◆ **WHAT THE TASK REQUIRES**
How many lines in the entries below contain "Выводы"? Answer with the number only.

◆ **DATASET EXCERPTS**
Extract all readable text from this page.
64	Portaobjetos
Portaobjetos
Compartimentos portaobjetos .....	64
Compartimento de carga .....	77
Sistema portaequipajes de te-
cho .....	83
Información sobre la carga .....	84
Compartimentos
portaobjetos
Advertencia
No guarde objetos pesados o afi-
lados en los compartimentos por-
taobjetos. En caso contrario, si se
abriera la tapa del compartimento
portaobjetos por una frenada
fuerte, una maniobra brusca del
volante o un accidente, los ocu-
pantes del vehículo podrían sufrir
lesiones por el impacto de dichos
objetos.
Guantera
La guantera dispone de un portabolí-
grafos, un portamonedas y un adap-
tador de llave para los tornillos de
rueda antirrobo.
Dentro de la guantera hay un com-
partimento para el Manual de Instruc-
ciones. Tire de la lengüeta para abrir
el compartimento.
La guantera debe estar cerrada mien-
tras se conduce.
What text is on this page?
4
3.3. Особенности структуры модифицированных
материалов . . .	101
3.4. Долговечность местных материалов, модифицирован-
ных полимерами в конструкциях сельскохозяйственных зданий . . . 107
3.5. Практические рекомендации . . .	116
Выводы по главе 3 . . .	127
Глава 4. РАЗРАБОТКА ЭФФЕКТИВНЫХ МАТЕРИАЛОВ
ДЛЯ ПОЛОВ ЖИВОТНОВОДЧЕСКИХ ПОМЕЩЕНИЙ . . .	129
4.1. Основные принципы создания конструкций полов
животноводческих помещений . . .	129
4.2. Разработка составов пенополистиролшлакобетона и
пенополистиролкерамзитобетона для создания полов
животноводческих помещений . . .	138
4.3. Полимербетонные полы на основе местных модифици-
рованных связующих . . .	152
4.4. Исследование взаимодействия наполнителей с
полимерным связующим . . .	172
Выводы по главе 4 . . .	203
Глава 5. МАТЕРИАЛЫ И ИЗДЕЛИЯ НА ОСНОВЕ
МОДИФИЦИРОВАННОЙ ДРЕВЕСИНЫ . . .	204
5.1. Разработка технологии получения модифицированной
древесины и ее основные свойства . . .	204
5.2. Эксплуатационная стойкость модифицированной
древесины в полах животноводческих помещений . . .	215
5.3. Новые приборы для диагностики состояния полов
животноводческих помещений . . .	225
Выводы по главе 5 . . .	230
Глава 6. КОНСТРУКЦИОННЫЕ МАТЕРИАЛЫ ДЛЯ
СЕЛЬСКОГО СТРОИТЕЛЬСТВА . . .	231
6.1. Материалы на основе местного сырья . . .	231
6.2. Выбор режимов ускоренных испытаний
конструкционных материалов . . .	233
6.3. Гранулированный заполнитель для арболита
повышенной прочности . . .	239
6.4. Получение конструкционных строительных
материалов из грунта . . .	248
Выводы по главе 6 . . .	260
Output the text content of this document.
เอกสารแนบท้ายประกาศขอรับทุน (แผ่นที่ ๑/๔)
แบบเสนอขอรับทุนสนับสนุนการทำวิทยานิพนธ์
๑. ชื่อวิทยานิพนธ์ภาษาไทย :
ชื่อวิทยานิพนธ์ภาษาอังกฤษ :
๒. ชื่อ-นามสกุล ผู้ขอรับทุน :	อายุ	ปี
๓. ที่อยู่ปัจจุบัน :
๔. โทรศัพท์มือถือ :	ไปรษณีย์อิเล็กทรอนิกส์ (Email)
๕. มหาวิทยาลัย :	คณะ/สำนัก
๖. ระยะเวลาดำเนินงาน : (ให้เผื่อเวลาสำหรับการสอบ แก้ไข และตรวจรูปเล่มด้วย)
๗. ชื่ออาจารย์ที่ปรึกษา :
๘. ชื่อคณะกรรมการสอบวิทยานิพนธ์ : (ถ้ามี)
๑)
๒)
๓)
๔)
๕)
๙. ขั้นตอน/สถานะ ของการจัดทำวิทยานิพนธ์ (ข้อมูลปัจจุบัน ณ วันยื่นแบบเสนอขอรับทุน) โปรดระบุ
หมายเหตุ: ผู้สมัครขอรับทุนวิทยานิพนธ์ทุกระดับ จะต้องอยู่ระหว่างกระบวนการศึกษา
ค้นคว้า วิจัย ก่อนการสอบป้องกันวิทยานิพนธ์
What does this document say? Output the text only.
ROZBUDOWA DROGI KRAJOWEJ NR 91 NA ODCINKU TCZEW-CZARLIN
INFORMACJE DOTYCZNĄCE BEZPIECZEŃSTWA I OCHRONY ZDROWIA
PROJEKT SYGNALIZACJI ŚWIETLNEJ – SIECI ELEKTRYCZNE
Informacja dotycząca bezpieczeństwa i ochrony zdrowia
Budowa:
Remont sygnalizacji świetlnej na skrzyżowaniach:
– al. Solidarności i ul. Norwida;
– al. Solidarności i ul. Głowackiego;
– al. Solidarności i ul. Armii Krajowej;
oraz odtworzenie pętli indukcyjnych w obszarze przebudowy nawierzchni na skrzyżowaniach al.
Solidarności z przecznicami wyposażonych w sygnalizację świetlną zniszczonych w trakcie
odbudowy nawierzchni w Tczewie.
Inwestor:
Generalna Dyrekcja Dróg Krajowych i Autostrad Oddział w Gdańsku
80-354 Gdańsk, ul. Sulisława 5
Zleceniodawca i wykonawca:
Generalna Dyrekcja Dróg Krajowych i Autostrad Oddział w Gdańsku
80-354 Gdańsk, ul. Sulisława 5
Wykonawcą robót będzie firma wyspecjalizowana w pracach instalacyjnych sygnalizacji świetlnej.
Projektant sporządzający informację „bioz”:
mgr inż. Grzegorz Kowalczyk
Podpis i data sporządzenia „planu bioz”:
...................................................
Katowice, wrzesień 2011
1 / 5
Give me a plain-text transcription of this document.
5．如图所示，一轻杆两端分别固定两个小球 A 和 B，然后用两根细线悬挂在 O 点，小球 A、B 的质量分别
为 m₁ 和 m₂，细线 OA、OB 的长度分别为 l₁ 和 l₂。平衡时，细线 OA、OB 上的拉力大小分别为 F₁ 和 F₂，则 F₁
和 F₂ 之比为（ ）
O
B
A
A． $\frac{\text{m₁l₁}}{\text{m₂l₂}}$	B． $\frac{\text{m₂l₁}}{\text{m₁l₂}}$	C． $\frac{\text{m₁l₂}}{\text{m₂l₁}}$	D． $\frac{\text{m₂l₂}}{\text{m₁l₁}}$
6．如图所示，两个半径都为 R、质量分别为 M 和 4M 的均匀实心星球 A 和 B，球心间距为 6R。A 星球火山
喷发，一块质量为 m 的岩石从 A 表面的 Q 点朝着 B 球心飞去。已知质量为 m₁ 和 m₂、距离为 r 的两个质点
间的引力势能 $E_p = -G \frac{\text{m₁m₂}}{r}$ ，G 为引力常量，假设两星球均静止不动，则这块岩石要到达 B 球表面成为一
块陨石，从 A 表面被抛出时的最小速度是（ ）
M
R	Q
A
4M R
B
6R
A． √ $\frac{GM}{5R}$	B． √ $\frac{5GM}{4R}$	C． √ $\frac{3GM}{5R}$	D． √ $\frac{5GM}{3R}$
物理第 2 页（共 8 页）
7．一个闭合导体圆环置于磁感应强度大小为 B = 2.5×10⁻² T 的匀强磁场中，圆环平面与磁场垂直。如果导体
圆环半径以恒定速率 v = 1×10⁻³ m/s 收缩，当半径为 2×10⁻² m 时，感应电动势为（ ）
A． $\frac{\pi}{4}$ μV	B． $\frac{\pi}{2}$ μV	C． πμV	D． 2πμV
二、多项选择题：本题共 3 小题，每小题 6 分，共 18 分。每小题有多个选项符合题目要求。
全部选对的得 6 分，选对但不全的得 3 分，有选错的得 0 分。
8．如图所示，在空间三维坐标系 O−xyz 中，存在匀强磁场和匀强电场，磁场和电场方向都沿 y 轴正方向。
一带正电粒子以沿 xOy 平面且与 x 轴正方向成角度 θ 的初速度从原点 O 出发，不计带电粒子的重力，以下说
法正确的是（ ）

◆ **EXERCISE SOLUTION**
4